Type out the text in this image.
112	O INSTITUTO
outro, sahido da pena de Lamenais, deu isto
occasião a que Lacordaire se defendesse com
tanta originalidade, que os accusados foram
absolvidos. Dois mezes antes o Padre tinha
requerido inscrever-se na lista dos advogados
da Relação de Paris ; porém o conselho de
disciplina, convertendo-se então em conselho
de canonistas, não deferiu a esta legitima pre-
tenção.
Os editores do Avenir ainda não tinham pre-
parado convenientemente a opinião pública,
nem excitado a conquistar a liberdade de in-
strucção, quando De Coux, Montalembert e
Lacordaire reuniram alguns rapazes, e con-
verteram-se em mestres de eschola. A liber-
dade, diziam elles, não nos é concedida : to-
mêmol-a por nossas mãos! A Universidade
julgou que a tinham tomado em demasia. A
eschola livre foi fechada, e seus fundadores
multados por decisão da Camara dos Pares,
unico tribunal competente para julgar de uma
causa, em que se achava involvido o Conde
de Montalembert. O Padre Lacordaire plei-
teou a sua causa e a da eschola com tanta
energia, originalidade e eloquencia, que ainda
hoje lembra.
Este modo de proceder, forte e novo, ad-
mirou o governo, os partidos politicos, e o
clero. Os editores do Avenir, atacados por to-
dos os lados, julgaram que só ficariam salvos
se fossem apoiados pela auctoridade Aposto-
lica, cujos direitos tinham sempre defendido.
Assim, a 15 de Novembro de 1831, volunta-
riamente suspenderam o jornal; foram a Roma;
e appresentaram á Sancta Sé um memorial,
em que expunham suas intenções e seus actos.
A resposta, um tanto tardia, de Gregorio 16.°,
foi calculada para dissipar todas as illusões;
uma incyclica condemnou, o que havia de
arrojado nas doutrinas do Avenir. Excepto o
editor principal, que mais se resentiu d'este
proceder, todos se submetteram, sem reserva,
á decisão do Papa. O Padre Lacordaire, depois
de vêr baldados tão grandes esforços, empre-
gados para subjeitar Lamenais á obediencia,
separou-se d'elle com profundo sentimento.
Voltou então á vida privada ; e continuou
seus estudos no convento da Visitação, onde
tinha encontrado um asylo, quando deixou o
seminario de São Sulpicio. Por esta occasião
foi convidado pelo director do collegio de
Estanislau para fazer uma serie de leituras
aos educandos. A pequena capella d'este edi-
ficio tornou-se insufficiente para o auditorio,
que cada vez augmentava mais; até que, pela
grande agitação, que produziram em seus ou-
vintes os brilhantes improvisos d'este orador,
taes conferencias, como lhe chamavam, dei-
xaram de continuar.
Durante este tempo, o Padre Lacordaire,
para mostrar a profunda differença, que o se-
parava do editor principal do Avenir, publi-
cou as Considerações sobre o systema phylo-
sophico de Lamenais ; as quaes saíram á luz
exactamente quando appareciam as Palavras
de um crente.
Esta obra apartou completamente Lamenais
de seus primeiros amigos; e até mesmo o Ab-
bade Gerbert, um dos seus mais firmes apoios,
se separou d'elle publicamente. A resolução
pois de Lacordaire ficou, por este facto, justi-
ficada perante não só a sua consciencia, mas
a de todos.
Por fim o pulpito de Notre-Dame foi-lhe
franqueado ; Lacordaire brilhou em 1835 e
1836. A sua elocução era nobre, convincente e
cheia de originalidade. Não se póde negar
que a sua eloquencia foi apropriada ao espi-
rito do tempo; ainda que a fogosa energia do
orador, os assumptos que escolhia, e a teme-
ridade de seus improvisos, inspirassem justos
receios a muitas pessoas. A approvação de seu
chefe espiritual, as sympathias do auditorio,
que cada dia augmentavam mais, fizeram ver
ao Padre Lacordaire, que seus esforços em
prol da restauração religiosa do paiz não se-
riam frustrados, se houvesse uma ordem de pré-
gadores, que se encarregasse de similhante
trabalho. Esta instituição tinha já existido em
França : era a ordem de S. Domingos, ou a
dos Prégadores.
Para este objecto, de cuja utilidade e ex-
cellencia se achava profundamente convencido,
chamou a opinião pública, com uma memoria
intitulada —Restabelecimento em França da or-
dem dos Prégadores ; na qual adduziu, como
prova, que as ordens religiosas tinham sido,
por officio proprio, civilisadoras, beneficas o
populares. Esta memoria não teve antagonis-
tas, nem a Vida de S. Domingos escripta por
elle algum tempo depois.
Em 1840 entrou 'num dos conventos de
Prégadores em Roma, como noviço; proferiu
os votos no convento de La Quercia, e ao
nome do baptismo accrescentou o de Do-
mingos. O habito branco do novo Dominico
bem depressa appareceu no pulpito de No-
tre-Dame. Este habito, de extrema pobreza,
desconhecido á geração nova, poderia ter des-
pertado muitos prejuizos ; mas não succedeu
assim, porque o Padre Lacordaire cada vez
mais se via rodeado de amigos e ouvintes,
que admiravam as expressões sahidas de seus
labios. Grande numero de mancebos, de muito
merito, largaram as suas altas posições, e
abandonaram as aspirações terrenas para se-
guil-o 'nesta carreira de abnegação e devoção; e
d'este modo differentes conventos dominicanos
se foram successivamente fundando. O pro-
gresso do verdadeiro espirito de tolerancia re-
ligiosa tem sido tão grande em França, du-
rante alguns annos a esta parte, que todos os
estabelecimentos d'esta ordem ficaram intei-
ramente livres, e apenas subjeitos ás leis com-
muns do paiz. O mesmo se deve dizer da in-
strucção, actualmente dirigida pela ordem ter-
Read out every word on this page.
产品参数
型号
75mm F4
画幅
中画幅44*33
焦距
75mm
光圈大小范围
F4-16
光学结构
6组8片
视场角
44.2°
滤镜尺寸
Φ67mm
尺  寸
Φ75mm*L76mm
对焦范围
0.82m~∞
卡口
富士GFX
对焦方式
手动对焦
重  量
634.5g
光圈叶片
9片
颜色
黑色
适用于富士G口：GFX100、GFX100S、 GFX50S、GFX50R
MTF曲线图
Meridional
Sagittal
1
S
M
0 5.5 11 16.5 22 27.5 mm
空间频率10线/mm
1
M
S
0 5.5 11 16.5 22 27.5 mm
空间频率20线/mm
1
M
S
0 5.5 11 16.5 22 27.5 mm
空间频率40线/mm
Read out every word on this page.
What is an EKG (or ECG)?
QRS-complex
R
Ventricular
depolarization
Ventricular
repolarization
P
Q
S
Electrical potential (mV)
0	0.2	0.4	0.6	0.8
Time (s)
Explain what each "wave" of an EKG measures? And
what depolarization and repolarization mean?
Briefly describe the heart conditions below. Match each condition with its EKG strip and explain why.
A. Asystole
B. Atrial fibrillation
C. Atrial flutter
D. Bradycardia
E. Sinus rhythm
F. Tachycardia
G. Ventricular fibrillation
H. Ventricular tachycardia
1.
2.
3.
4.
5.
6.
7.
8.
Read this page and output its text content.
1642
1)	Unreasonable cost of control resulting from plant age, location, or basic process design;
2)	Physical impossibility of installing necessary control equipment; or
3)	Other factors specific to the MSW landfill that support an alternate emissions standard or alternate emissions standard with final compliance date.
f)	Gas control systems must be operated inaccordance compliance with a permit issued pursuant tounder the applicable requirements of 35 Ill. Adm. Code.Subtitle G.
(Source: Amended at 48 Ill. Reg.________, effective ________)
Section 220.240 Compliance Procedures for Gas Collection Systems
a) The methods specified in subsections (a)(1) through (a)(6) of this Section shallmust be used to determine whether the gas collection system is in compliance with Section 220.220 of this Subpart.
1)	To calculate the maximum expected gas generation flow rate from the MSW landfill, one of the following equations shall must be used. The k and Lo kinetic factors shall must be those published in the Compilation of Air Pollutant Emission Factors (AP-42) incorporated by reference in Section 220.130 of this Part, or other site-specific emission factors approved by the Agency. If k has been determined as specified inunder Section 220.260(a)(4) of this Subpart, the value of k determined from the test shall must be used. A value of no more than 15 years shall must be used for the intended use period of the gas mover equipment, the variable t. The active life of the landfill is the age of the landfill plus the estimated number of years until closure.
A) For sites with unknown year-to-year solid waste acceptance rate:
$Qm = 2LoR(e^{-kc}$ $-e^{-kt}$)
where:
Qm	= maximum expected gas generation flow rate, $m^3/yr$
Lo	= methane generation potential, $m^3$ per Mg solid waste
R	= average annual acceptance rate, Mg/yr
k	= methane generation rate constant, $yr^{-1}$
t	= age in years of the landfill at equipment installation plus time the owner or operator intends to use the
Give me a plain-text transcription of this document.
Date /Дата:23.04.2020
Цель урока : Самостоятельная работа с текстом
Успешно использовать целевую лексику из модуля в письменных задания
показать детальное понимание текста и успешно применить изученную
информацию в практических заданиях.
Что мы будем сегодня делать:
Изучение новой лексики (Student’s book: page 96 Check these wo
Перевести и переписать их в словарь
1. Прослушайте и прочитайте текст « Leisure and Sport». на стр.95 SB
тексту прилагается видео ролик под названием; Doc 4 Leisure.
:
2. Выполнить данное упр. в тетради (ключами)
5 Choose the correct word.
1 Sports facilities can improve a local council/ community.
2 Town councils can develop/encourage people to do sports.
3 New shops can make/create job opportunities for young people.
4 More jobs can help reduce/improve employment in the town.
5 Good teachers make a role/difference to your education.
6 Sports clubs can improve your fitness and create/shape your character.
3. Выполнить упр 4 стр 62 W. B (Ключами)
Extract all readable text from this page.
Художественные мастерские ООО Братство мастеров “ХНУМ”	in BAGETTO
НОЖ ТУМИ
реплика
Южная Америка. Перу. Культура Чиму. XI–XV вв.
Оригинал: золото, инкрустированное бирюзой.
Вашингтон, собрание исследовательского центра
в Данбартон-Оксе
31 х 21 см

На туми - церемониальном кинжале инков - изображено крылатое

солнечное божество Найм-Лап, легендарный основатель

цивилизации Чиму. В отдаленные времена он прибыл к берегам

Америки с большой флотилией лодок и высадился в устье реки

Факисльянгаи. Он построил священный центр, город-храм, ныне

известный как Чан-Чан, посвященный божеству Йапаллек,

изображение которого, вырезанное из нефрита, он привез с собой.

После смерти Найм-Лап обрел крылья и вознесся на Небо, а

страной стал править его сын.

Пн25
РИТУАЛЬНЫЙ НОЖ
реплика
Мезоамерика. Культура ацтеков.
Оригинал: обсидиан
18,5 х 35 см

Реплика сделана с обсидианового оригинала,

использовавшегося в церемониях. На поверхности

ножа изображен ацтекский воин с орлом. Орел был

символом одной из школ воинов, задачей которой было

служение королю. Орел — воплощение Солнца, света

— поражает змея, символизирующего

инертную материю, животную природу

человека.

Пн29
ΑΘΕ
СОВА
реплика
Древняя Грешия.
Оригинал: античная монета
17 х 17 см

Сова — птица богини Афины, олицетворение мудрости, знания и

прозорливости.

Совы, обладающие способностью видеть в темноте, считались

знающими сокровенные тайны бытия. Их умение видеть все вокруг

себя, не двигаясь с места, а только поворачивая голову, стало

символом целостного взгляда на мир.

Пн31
+-------+
- Short problem: Gather from the records above every line containing the string "people".

- The solution:
2 Town councils can develop/encourage people to do sports.
3 New shops can make/create job opportunities for young people.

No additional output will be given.